[Extracted data entries]
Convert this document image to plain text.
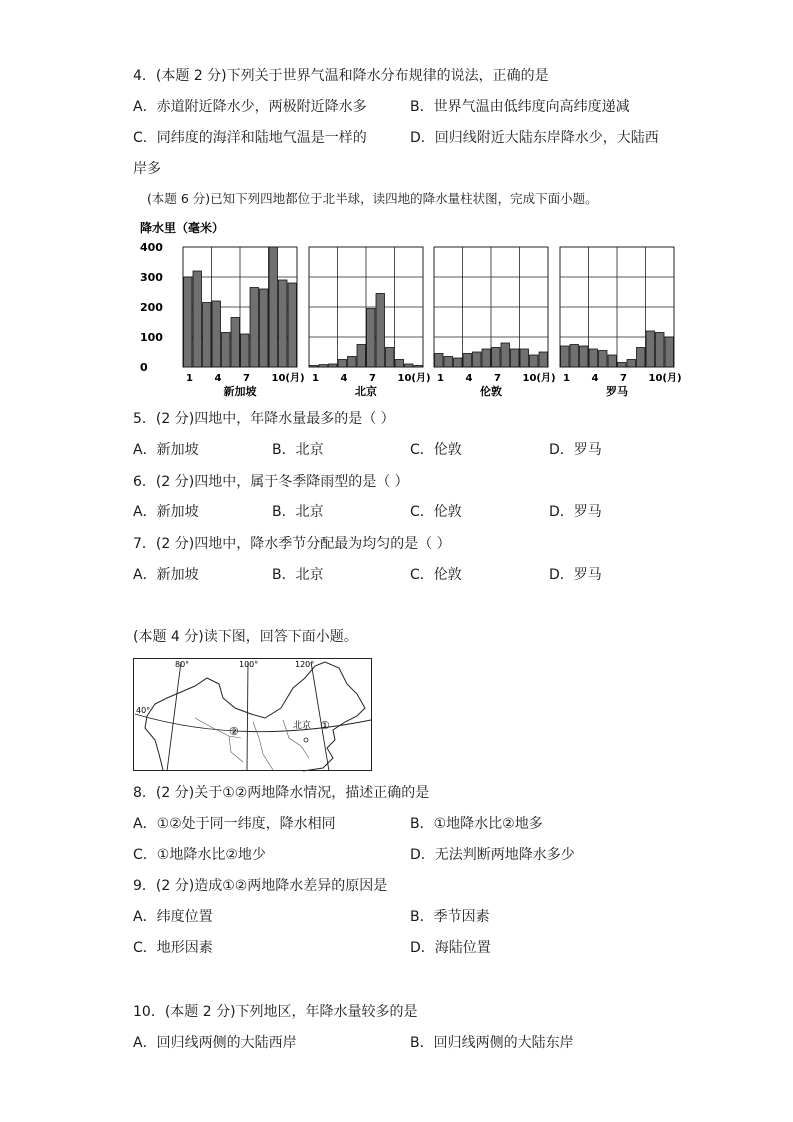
4．(本题 2 分)下列关于世界气温和降水分布规律的说法，正确的是
A．赤道附近降水少，两极附近降水多	B．世界气温由低纬度向高纬度递减
C．同纬度的海洋和陆地气温是一样的	D．回归线附近大陆东岸降水少，大陆西
岸多
(本题 6 分)已知下列四地都位于北半球，读四地的降水量柱状图，完成下面小题。
降水里（毫米）
400
300
200
100
0
1 4 7 10(月)
新加坡
1 4 7 10(月)
北京
1 4 7 10(月)
伦敦
1 4 7 10(月)
罗马
5．(2 分)四地中，年降水量最多的是（ ）
A．新加坡	B．北京	C．伦敦	D．罗马
6．(2 分)四地中，属于冬季降雨型的是（ ）
A．新加坡	B．北京	C．伦敦	D．罗马
7．(2 分)四地中，降水季节分配最为均匀的是（ ）
A．新加坡	B．北京	C．伦敦	D．罗马
(本题 4 分)读下图，回答下面小题。
80°	100°	120°
40°
北京 ①
②
8．(2 分)关于①②两地降水情况，描述正确的是
A．①②处于同一纬度，降水相同	B．①地降水比②地多
C．①地降水比②地少	D．无法判断两地降水多少
9．(2 分)造成①②两地降水差异的原因是
A．纬度位置	B．季节因素
C．地形因素	D．海陆位置
10．(本题 2 分)下列地区，年降水量较多的是
A．回归线两侧的大陆西岸	B．回归线两侧的大陆东岸
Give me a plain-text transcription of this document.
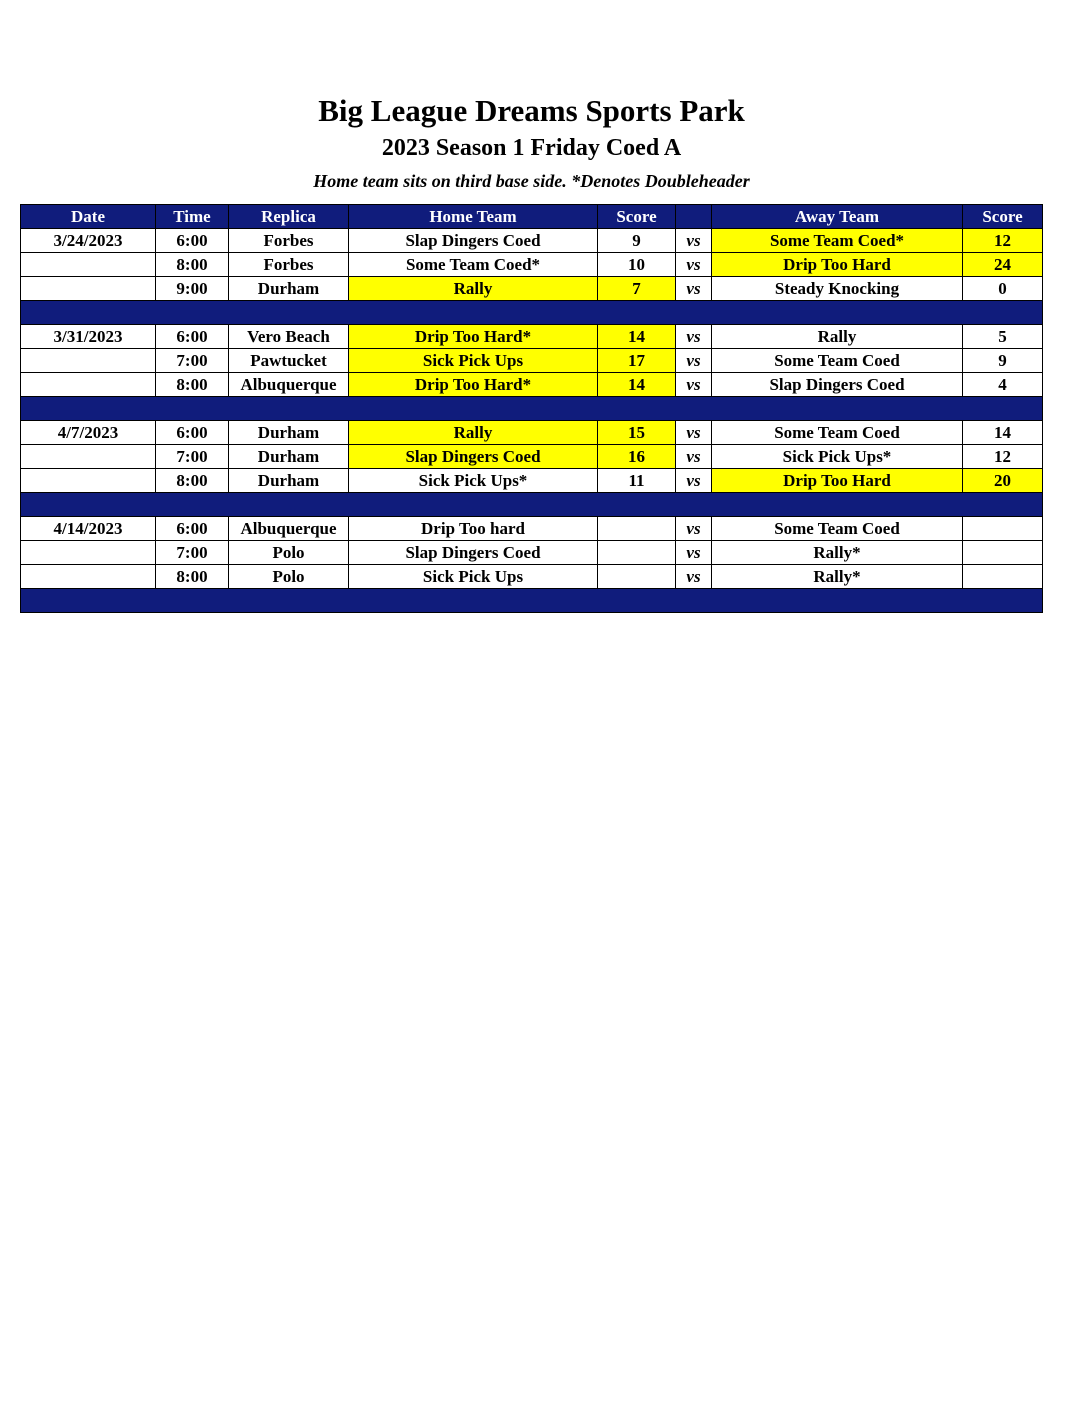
Big League Dreams Sports Park
2023 Season 1 Friday Coed A
Home team sits on third base side. *Denotes Doubleheader
Date	Time	Replica	Home Team	Score		Away Team	Score
3/24/2023	6:00	Forbes	Slap Dingers Coed	9	vs	Some Team Coed*	12
	8:00	Forbes	Some Team Coed*	10	vs	Drip Too Hard	24
	9:00	Durham	Rally	7	vs	Steady Knocking	0

3/31/2023	6:00	Vero Beach	Drip Too Hard*	14	vs	Rally	5
	7:00	Pawtucket	Sick Pick Ups	17	vs	Some Team Coed	9
	8:00	Albuquerque	Drip Too Hard*	14	vs	Slap Dingers Coed	4

4/7/2023	6:00	Durham	Rally	15	vs	Some Team Coed	14
	7:00	Durham	Slap Dingers Coed	16	vs	Sick Pick Ups*	12
	8:00	Durham	Sick Pick Ups*	11	vs	Drip Too Hard	20

4/14/2023	6:00	Albuquerque	Drip Too hard		vs	Some Team Coed	
	7:00	Polo	Slap Dingers Coed		vs	Rally*	
	8:00	Polo	Sick Pick Ups		vs	Rally*	
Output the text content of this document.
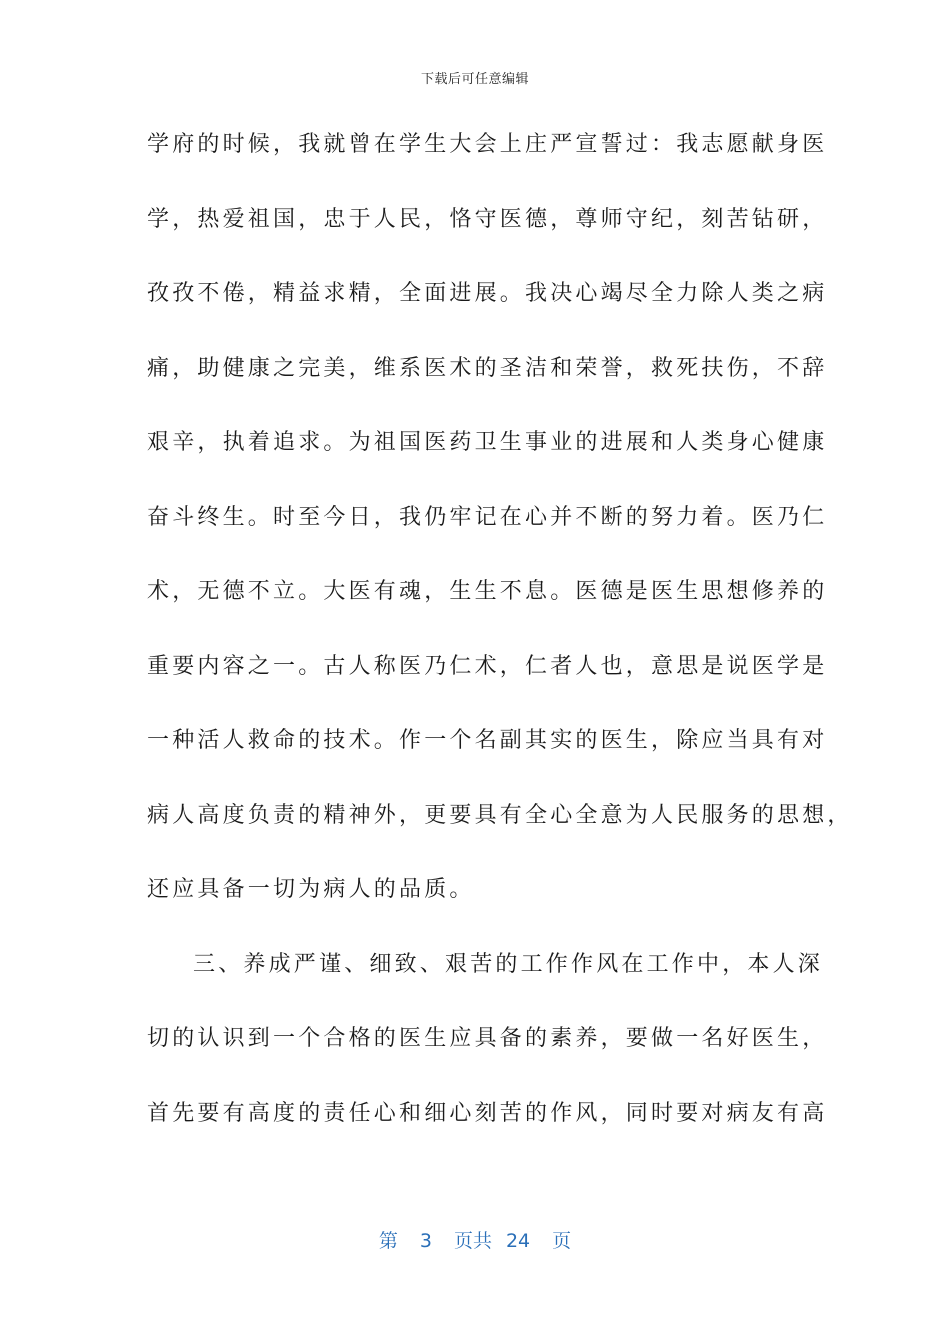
下载后可任意编辑
学府的时候，我就曾在学生大会上庄严宣誓过：我志愿献身医
学，热爱祖国，忠于人民，恪守医德，尊师守纪，刻苦钻研，
孜孜不倦，精益求精，全面进展。我决心竭尽全力除人类之病
痛，助健康之完美，维系医术的圣洁和荣誉，救死扶伤，不辞
艰辛，执着追求。为祖国医药卫生事业的进展和人类身心健康
奋斗终生。时至今日，我仍牢记在心并不断的努力着。医乃仁
术，无德不立。大医有魂，生生不息。医德是医生思想修养的
重要内容之一。古人称医乃仁术，仁者人也，意思是说医学是
一种活人救命的技术。作一个名副其实的医生，除应当具有对
病人高度负责的精神外，更要具有全心全意为人民服务的思想，
还应具备一切为病人的品质。
三、养成严谨、细致、艰苦的工作作风在工作中，本人深
切的认识到一个合格的医生应具备的素养，要做一名好医生，
首先要有高度的责任心和细心刻苦的作风，同时要对病友有高
第 3 页共 24 页
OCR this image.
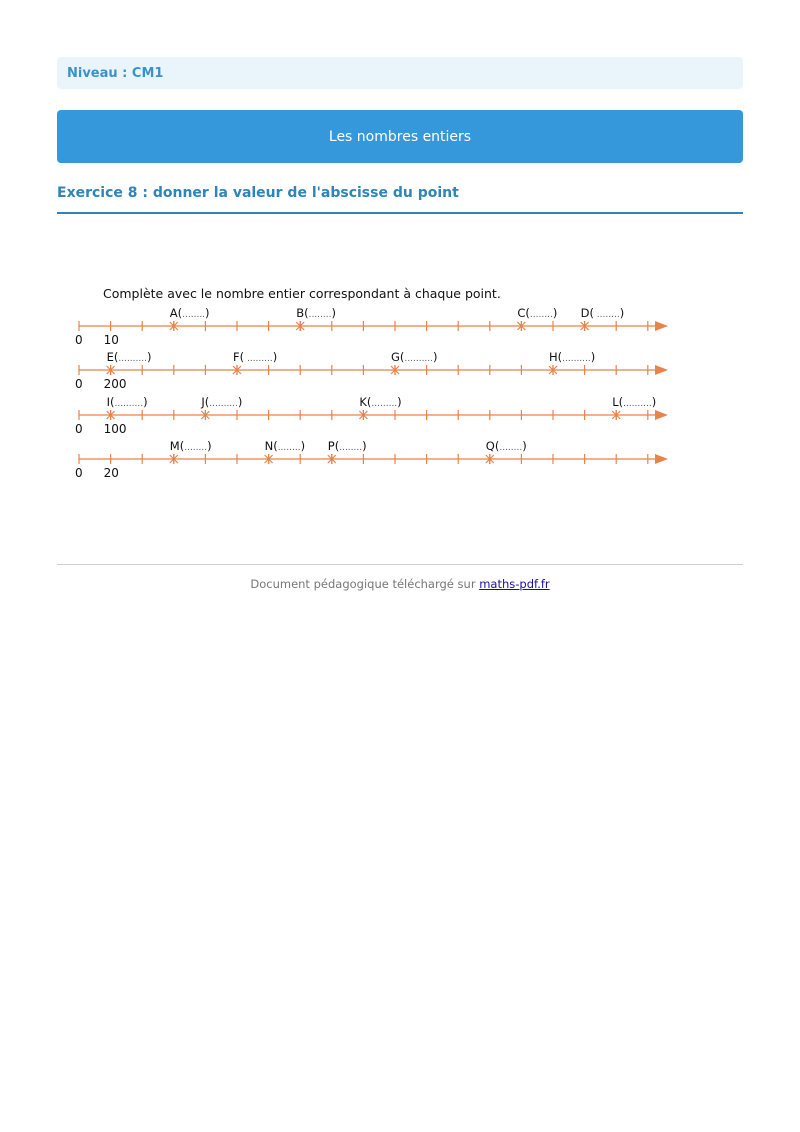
Niveau : CM1
Les nombres entiers
Exercice 8 : donner la valeur de l'abscisse du point
Complète avec le nombre entier correspondant à chaque point.
0 10
A(........)	B(........)	C(........) D( ........)
0 200
E(..........)	F( .........)	G(..........)	H(..........)
0 100
I(..........)	J(..........)	K(.........)	L(..........)
0 20
M(........)	N(........) P(........)	Q(........)
Document pédagogique téléchargé sur maths-pdf.fr
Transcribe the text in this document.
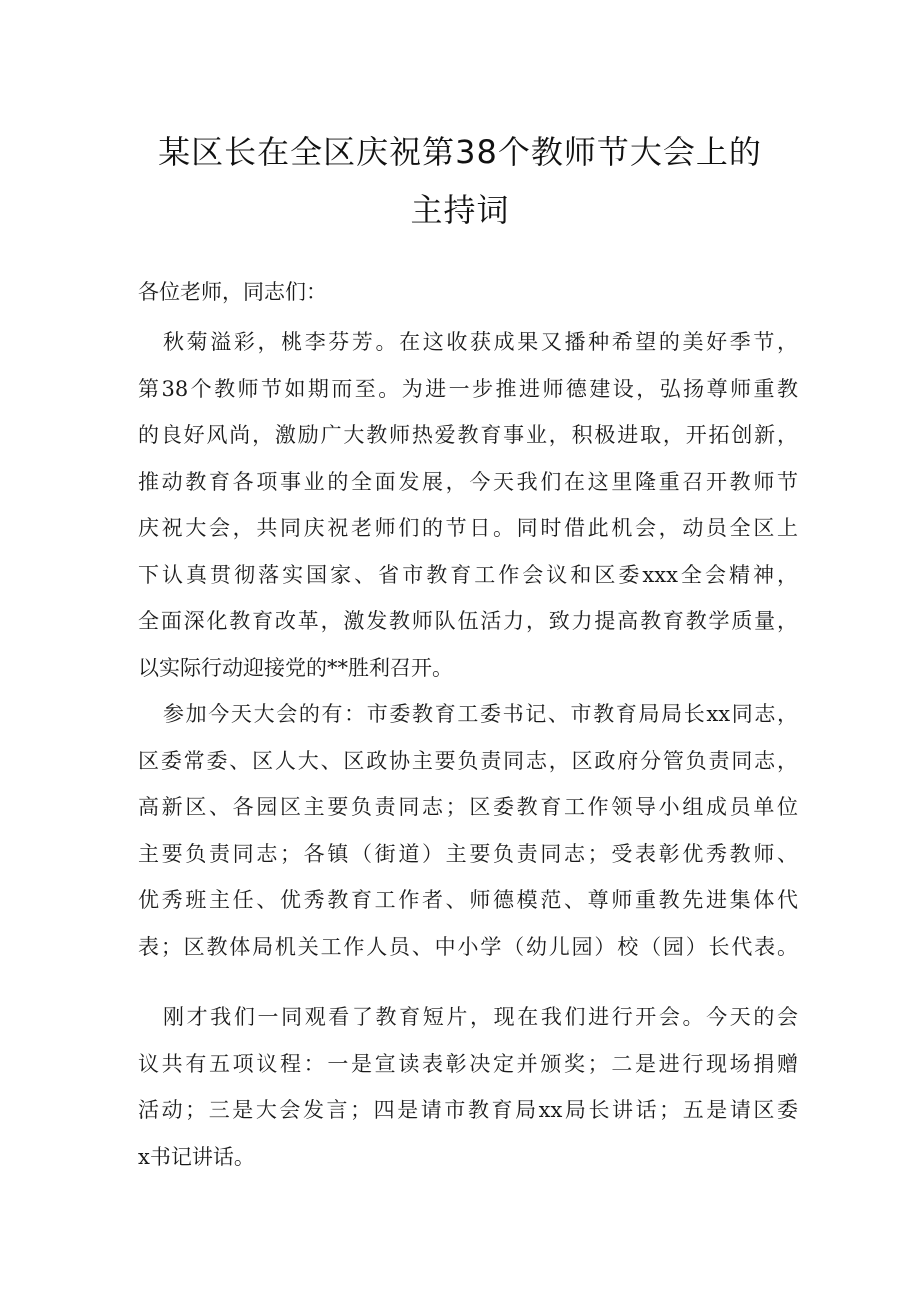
某区长在全区庆祝第38个教师节大会上的
主持词
各位老师，同志们：
秋菊溢彩，桃李芬芳。在这收获成果又播种希望的美好季节，
第38个教师节如期而至。为进一步推进师德建设，弘扬尊师重教
的良好风尚，激励广大教师热爱教育事业，积极进取，开拓创新，
推动教育各项事业的全面发展，今天我们在这里隆重召开教师节
庆祝大会，共同庆祝老师们的节日。同时借此机会，动员全区上
下认真贯彻落实国家、省市教育工作会议和区委xxx全会精神，
全面深化教育改革，激发教师队伍活力，致力提高教育教学质量，
以实际行动迎接党的**胜利召开。
参加今天大会的有：市委教育工委书记、市教育局局长xx同志，
区委常委、区人大、区政协主要负责同志，区政府分管负责同志，
高新区、各园区主要负责同志；区委教育工作领导小组成员单位
主要负责同志；各镇（街道）主要负责同志；受表彰优秀教师、
优秀班主任、优秀教育工作者、师德模范、尊师重教先进集体代
表；区教体局机关工作人员、中小学（幼儿园）校（园）长代表。
刚才我们一同观看了教育短片，现在我们进行开会。今天的会
议共有五项议程：一是宣读表彰决定并颁奖；二是进行现场捐赠
活动；三是大会发言；四是请市教育局xx局长讲话；五是请区委
x书记讲话。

▸ **WHAT THE TASK ASKS**: Locate the lines above that contain "Slap" and copy them.

▸ **TASK SOLUTION**:
3/24/2023	6:00	Forbes	Slap Dingers Coed	9	vs	Some Team Coed*	12
	8:00	Albuquerque	Drip Too Hard*	14	vs	Slap Dingers Coed	4
	7:00	Durham	Slap Dingers Coed	16	vs	Sick Pick Ups*	12
	7:00	Polo	Slap Dingers Coed		vs	Rally*	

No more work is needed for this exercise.